■ **Aim**
Repeat every line of the listing below exactly, minus the pictures.

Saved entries

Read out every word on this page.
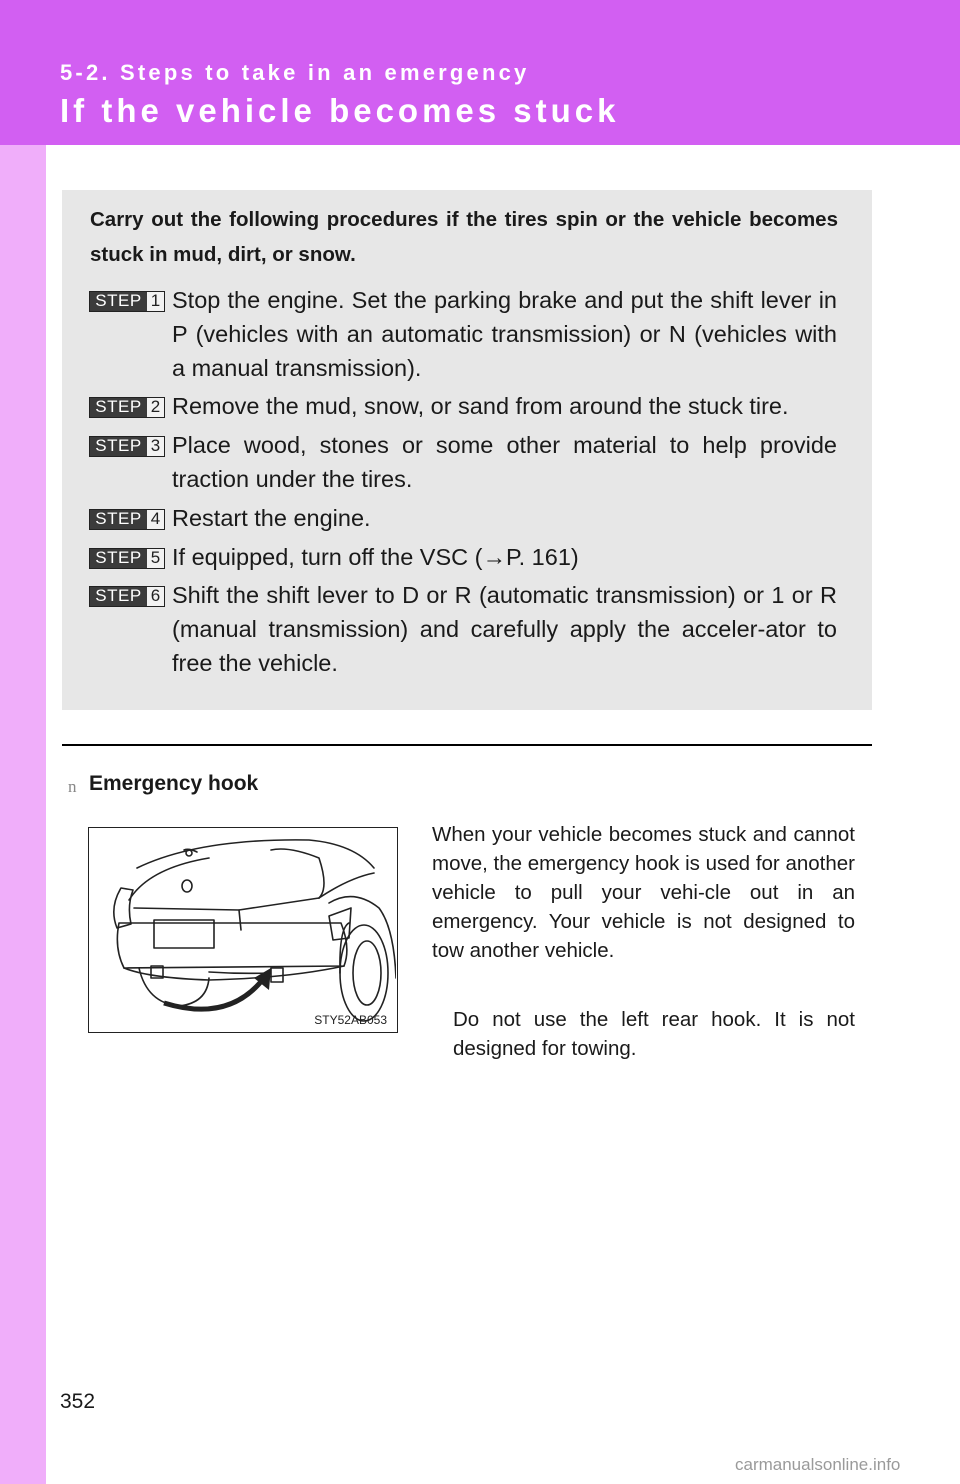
5-2. Steps to take in an emergency

If the vehicle becomes stuck

Carry out the following procedures if the tires spin or the vehicle becomes stuck in mud, dirt, or snow.

STEP 1 Stop the engine. Set the parking brake and put the shift lever in P (vehicles with an automatic transmission) or N (vehicles with a manual transmission).

STEP 2 Remove the mud, snow, or sand from around the stuck tire.

STEP 3 Place wood, stones or some other material to help provide traction under the tires.

STEP 4 Restart the engine.

STEP 5 If equipped, turn off the VSC (→P. 161)

STEP 6 Shift the shift lever to D or R (automatic transmission) or 1 or R (manual transmission) and carefully apply the acceler-ator to free the vehicle.

n Emergency hook
STY52AB053

When your vehicle becomes stuck and cannot move, the emergency hook is used for another vehicle to pull your vehi-cle out in an emergency. Your vehicle is not designed to tow another vehicle.

Do not use the left rear hook. It is not designed for towing.

352

carmanualsonline.info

■ **Result for this exercise**
Read out every word on this page.
5-2. Steps to take in an emergency

If the vehicle becomes stuck

Carry out the following procedures if the tires spin or the vehicle becomes stuck in mud, dirt, or snow.

STEP 1 Stop the engine. Set the parking brake and put the shift lever in P (vehicles with an automatic transmission) or N (vehicles with a manual transmission).

STEP 2 Remove the mud, snow, or sand from around the stuck tire.

STEP 3 Place wood, stones or some other material to help provide traction under the tires.

STEP 4 Restart the engine.

STEP 5 If equipped, turn off the VSC (→P. 161)

STEP 6 Shift the shift lever to D or R (automatic transmission) or 1 or R (manual transmission) and carefully apply the acceler-ator to free the vehicle.

n Emergency hook
STY52AB053

When your vehicle becomes stuck and cannot move, the emergency hook is used for another vehicle to pull your vehi-cle out in an emergency. Your vehicle is not designed to tow another vehicle.

Do not use the left rear hook. It is not designed for towing.

352

carmanualsonline.info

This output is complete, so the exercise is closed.